**EXERCISE**. Reproduce the records word for word, starting at the beginning of the records and ending with the line that contains "answer-line: Ⅶ. 1. ×", including that line.

**AVAILABLE DATA**.

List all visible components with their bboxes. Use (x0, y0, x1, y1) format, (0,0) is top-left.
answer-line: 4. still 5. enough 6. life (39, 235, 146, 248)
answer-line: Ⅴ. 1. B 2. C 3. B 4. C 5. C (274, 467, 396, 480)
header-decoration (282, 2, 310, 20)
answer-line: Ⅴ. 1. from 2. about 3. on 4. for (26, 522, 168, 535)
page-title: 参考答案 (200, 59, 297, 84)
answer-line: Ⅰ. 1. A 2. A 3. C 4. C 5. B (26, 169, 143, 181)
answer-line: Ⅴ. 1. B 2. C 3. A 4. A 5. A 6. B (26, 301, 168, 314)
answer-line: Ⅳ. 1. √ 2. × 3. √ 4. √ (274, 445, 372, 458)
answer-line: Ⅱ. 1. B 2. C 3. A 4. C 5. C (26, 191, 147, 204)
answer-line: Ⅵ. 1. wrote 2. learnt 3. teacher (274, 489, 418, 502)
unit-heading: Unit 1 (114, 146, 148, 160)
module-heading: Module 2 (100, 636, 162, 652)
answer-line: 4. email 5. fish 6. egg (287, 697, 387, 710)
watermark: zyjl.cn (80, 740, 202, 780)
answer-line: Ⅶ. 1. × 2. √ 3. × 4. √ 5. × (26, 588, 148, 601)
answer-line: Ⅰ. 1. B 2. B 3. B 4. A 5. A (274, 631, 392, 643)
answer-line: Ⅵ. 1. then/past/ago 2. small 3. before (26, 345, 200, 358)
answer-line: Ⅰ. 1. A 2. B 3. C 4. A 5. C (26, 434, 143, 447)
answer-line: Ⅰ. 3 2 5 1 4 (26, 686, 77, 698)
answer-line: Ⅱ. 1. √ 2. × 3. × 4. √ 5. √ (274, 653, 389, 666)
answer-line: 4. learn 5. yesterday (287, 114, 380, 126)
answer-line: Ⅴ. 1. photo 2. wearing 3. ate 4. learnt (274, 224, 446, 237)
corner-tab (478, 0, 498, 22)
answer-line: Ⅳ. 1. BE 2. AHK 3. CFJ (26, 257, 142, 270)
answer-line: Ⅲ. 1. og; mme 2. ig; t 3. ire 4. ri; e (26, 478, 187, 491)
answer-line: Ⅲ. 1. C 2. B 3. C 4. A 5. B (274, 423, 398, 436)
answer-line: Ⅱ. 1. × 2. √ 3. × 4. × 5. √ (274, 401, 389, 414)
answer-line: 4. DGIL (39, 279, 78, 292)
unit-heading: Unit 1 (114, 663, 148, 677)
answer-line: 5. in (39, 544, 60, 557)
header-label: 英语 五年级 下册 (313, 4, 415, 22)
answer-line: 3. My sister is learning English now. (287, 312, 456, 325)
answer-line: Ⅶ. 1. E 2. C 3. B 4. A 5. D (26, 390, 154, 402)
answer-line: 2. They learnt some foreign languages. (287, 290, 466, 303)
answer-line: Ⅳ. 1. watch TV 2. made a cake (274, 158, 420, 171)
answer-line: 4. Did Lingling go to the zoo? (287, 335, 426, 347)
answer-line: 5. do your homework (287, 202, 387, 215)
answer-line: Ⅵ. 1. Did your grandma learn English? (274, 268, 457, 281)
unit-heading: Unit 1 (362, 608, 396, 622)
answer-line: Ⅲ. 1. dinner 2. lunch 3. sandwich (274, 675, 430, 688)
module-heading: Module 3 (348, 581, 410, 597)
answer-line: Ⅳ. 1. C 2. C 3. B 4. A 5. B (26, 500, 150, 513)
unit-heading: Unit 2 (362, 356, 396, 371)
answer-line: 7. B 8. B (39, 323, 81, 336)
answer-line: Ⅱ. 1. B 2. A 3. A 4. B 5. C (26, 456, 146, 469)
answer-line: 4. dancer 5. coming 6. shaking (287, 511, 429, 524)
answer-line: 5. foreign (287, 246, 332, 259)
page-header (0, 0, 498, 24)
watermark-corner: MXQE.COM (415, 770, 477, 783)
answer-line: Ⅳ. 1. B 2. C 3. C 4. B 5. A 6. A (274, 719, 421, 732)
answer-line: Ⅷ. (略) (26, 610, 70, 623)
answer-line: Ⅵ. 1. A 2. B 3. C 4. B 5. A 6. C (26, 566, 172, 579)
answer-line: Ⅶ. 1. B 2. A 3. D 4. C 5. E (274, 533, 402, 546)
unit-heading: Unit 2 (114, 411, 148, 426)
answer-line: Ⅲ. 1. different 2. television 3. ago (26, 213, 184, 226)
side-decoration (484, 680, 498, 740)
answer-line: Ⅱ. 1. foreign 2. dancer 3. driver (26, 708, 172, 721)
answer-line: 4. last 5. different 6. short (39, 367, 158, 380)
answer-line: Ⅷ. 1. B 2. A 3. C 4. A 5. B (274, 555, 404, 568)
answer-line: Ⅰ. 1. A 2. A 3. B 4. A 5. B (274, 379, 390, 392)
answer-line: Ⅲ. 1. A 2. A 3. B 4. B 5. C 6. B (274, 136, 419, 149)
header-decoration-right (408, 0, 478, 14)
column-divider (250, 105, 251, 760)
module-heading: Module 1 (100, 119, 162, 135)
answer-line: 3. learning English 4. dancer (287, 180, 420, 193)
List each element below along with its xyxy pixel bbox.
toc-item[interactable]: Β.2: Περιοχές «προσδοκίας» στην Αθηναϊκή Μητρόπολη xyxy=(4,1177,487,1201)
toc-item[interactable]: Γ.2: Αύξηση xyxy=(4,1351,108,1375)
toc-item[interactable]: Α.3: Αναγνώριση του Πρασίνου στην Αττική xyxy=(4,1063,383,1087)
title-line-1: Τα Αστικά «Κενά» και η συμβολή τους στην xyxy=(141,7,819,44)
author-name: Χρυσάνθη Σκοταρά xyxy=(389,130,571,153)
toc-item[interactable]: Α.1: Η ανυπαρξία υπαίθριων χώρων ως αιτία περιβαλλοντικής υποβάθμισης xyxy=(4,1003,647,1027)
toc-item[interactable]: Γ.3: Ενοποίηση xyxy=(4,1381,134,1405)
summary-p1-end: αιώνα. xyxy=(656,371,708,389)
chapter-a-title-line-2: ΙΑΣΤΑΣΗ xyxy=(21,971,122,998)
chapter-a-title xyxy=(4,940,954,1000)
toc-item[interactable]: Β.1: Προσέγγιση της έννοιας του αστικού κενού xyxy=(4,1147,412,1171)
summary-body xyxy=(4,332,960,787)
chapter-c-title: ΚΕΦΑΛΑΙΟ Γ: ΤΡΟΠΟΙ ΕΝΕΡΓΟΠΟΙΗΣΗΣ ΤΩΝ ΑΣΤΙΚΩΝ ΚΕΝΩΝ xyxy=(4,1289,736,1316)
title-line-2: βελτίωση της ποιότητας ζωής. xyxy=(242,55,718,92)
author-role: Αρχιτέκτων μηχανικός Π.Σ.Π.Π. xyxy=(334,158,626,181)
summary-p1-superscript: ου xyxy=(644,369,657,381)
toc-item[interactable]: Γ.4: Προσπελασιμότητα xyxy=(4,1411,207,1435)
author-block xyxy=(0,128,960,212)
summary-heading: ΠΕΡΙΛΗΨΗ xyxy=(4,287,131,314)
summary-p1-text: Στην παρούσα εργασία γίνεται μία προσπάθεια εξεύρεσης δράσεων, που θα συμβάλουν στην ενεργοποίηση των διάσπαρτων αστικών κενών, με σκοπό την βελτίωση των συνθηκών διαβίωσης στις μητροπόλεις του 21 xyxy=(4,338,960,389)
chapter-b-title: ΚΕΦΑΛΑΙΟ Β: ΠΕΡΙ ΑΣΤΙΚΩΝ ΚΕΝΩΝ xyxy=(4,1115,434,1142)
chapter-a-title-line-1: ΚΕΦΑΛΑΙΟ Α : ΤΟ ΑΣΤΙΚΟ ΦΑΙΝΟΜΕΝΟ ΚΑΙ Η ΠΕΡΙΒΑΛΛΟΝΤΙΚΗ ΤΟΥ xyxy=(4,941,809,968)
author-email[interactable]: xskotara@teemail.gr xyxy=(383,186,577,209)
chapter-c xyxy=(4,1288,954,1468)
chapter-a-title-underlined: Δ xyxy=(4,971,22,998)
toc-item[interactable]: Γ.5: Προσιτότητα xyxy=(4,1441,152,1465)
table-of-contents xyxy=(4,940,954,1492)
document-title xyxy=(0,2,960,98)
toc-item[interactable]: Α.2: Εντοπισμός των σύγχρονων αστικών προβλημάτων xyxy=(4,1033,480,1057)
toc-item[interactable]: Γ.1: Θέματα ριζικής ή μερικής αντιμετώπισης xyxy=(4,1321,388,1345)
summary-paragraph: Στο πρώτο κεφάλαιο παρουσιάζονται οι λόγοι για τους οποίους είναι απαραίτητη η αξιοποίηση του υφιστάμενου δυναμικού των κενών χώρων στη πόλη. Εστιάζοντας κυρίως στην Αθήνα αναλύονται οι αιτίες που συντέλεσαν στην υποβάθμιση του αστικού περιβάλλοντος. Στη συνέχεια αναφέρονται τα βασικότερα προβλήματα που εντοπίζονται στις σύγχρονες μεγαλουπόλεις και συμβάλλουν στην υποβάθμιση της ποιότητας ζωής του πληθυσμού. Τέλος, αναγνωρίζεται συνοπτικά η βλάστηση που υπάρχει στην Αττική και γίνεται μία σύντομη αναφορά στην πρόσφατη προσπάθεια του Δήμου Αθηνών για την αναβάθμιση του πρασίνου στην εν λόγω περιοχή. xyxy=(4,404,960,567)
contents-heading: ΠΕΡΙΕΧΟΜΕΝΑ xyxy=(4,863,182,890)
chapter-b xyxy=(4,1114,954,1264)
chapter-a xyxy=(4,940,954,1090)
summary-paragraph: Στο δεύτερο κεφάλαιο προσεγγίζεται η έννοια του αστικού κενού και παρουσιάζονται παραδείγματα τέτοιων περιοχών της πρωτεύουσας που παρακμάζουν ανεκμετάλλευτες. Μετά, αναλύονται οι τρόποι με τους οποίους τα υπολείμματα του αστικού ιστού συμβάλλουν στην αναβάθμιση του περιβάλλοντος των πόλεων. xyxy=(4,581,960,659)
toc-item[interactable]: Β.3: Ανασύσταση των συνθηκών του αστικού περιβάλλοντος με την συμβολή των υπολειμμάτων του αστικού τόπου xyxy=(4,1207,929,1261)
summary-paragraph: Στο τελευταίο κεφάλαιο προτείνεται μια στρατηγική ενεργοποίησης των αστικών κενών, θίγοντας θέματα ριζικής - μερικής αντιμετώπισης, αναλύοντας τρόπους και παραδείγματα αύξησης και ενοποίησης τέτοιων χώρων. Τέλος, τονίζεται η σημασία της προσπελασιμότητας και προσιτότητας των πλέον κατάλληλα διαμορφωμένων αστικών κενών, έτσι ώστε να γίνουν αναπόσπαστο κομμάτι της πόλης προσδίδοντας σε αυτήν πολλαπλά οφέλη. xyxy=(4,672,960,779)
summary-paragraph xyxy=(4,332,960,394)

**THE OUTPUT**.
List all visible components with their bboxes. Use (x0, y0, x1, y1) format, (0,0) is top-left.
answer-line: 4. still 5. enough 6. life (39, 235, 146, 248)
answer-line: Ⅴ. 1. B 2. C 3. B 4. C 5. C (274, 467, 396, 480)
header-decoration (282, 2, 310, 20)
answer-line: Ⅴ. 1. from 2. about 3. on 4. for (26, 522, 168, 535)
page-title: 参考答案 (200, 59, 297, 84)
answer-line: Ⅰ. 1. A 2. A 3. C 4. C 5. B (26, 169, 143, 181)
answer-line: Ⅴ. 1. B 2. C 3. A 4. A 5. A 6. B (26, 301, 168, 314)
answer-line: Ⅳ. 1. √ 2. × 3. √ 4. √ (274, 445, 372, 458)
answer-line: Ⅱ. 1. B 2. C 3. A 4. C 5. C (26, 191, 147, 204)
answer-line: Ⅵ. 1. wrote 2. learnt 3. teacher (274, 489, 418, 502)
unit-heading: Unit 1 (114, 146, 148, 160)
module-heading: Module 2 (100, 636, 162, 652)
answer-line: 4. email 5. fish 6. egg (287, 697, 387, 710)
watermark: zyjl.cn (80, 740, 202, 780)
answer-line: Ⅶ. 1. × 2. √ 3. × 4. √ 5. × (26, 588, 148, 601)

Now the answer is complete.